Each line that includes "tick" must be copied from the records.

§ **Page layout parsing data**
# # #

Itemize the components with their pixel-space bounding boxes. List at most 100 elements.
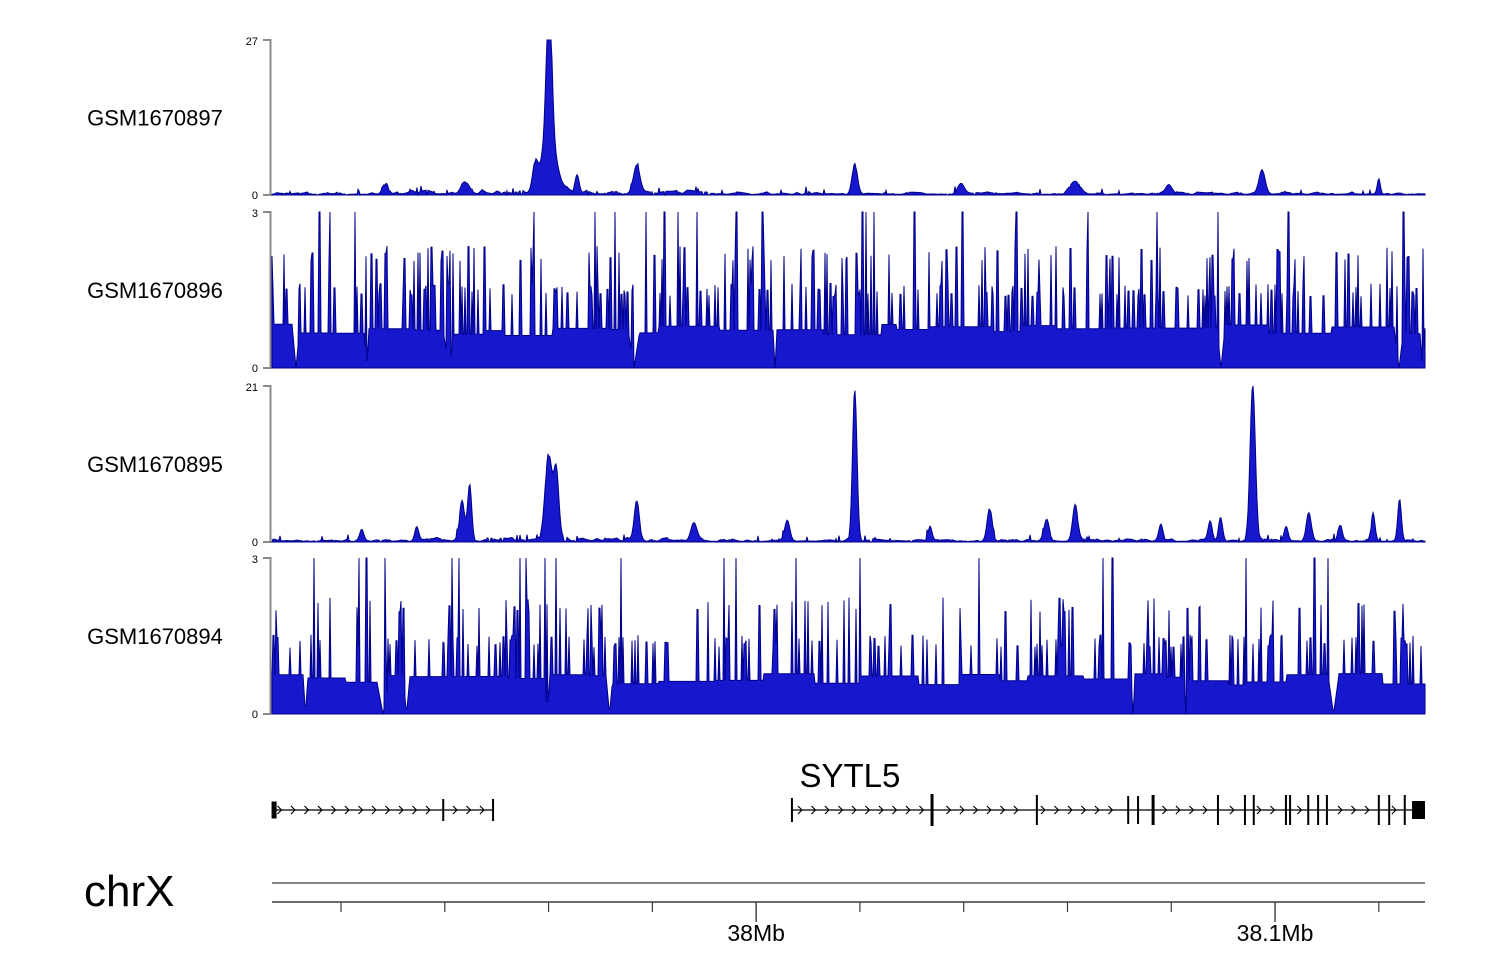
y-axis-bracket bbox=[263, 557, 272, 715]
exon-mark bbox=[1216, 795, 1219, 825]
gene-region-track: SYTL5 bbox=[271, 757, 1425, 826]
exon-mark bbox=[442, 799, 445, 821]
exon-mark bbox=[1243, 795, 1246, 825]
intron-arrow-icon bbox=[1229, 805, 1235, 815]
intron-arrow-icon bbox=[1391, 805, 1397, 815]
y-max-label: 3 bbox=[252, 554, 258, 566]
intron-arrow-icon bbox=[797, 805, 803, 815]
intron-arrow-icon bbox=[479, 805, 485, 815]
intron-arrow-icon bbox=[412, 805, 418, 815]
y-min-label: 0 bbox=[252, 537, 258, 549]
y-max-label: 3 bbox=[252, 208, 258, 220]
intron-arrow-icon bbox=[425, 805, 431, 815]
first-exon-box bbox=[271, 801, 277, 819]
intron-arrow-icon bbox=[973, 805, 979, 815]
intron-arrow-icon bbox=[1162, 805, 1168, 815]
intron-arrow-icon bbox=[1108, 805, 1114, 815]
intron-arrow-icon bbox=[946, 805, 952, 815]
intron-arrow-icon bbox=[919, 805, 925, 815]
axis-tick-label-38p1mb: 38.1Mb bbox=[1237, 920, 1314, 946]
intron-arrow-icon bbox=[371, 805, 377, 815]
gene-name-label: SYTL5 bbox=[799, 757, 900, 794]
intron-arrow-icon bbox=[1189, 805, 1195, 815]
exon-mark bbox=[1035, 795, 1038, 825]
intron-arrow-icon bbox=[1000, 805, 1006, 815]
last-exon-bar bbox=[492, 799, 495, 821]
track-label: GSM1670896 bbox=[87, 278, 223, 303]
track-label: GSM1670895 bbox=[87, 452, 223, 477]
intron-arrow-icon bbox=[385, 805, 391, 815]
track-label: GSM1670894 bbox=[87, 624, 223, 649]
intron-arrow-icon bbox=[1202, 805, 1208, 815]
y-max-label: 21 bbox=[246, 382, 258, 394]
intron-arrow-icon bbox=[878, 805, 884, 815]
exon-mark bbox=[1151, 795, 1155, 825]
intron-arrow-icon bbox=[277, 805, 283, 815]
axis-shapes bbox=[272, 882, 1425, 922]
intron-arrow-icon bbox=[1297, 805, 1303, 815]
intron-arrow-icon bbox=[1337, 805, 1343, 815]
exon-mark bbox=[1307, 795, 1310, 825]
y-axis-bracket bbox=[263, 385, 272, 543]
exon-mark bbox=[1403, 795, 1406, 825]
coverage-area-path bbox=[271, 211, 1426, 369]
intron-arrow-icon bbox=[1364, 805, 1370, 815]
intron-arrow-icon bbox=[1175, 805, 1181, 815]
coverage-track-gsm1670896: GSM1670896 3 0 bbox=[87, 208, 1426, 375]
exon-mark bbox=[1137, 796, 1140, 824]
exon-mark bbox=[1388, 795, 1391, 825]
exon-mark bbox=[1252, 795, 1255, 825]
coverage-area-path bbox=[271, 39, 1426, 197]
intron-arrow-icon bbox=[959, 805, 965, 815]
intron-arrow-icon bbox=[838, 805, 844, 815]
coverage-histogram bbox=[271, 39, 1426, 197]
y-min-label: 0 bbox=[252, 363, 258, 375]
y-min-label: 0 bbox=[252, 190, 258, 202]
intron-arrow-icon bbox=[1270, 805, 1276, 815]
exon-mark bbox=[1317, 795, 1320, 825]
intron-arrow-icon bbox=[1054, 805, 1060, 815]
gene-model-SYTL5 bbox=[790, 794, 1425, 826]
intron-arrow-icon bbox=[851, 805, 857, 815]
coverage-track-gsm1670897: GSM1670897 27 0 bbox=[87, 36, 1426, 202]
y-max-label: 27 bbox=[246, 36, 258, 48]
y-axis-bracket bbox=[263, 211, 272, 369]
genome-axis-track: chrX 38Mb 38.1Mb bbox=[84, 867, 1425, 946]
intron-arrow-icon bbox=[811, 805, 817, 815]
axis-tick-label-38mb: 38Mb bbox=[727, 920, 785, 946]
intron-arrow-icon bbox=[398, 805, 404, 815]
intron-arrow-icon bbox=[1256, 805, 1262, 815]
intron-arrow-icon bbox=[1013, 805, 1019, 815]
intron-arrow-icon bbox=[824, 805, 830, 815]
coverage-histogram bbox=[271, 211, 1426, 369]
intron-arrow-icon bbox=[317, 805, 323, 815]
intron-arrow-icon bbox=[905, 805, 911, 815]
exon-mark bbox=[1284, 795, 1287, 825]
exon-mark bbox=[1127, 796, 1130, 824]
intron-arrow-icon bbox=[986, 805, 992, 815]
intron-arrow-icon bbox=[344, 805, 350, 815]
y-axis-bracket bbox=[263, 39, 272, 196]
exon-mark bbox=[930, 794, 934, 826]
last-exon-box bbox=[1412, 801, 1425, 819]
coverage-area-path bbox=[271, 557, 1426, 715]
intron-arrow-icon bbox=[1067, 805, 1073, 815]
gene-model-shapes bbox=[271, 794, 1425, 826]
intron-arrow-icon bbox=[1081, 805, 1087, 815]
intron-arrow-icon bbox=[466, 805, 472, 815]
exon-mark bbox=[1325, 795, 1328, 825]
coverage-area-path bbox=[271, 385, 1426, 544]
intron-arrow-icon bbox=[1351, 805, 1357, 815]
coverage-histogram bbox=[271, 385, 1426, 544]
coverage-track-gsm1670894: GSM1670894 3 0 bbox=[87, 554, 1426, 721]
first-exon-box bbox=[790, 798, 793, 822]
coverage-histogram bbox=[271, 557, 1426, 715]
intron-arrow-icon bbox=[452, 805, 458, 815]
exon-mark bbox=[1377, 795, 1380, 825]
y-min-label: 0 bbox=[252, 709, 258, 721]
intron-arrow-icon bbox=[865, 805, 871, 815]
intron-arrow-icon bbox=[290, 805, 296, 815]
gene-model-upstream-transcript bbox=[271, 799, 495, 821]
intron-arrow-icon bbox=[304, 805, 310, 815]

# # #

§ **Expected answer**
axis-tick-label-38p1mb: 38.1Mb bbox=[1237, 920, 1314, 946]
axis-tick-label-38mb: 38Mb bbox=[727, 920, 785, 946]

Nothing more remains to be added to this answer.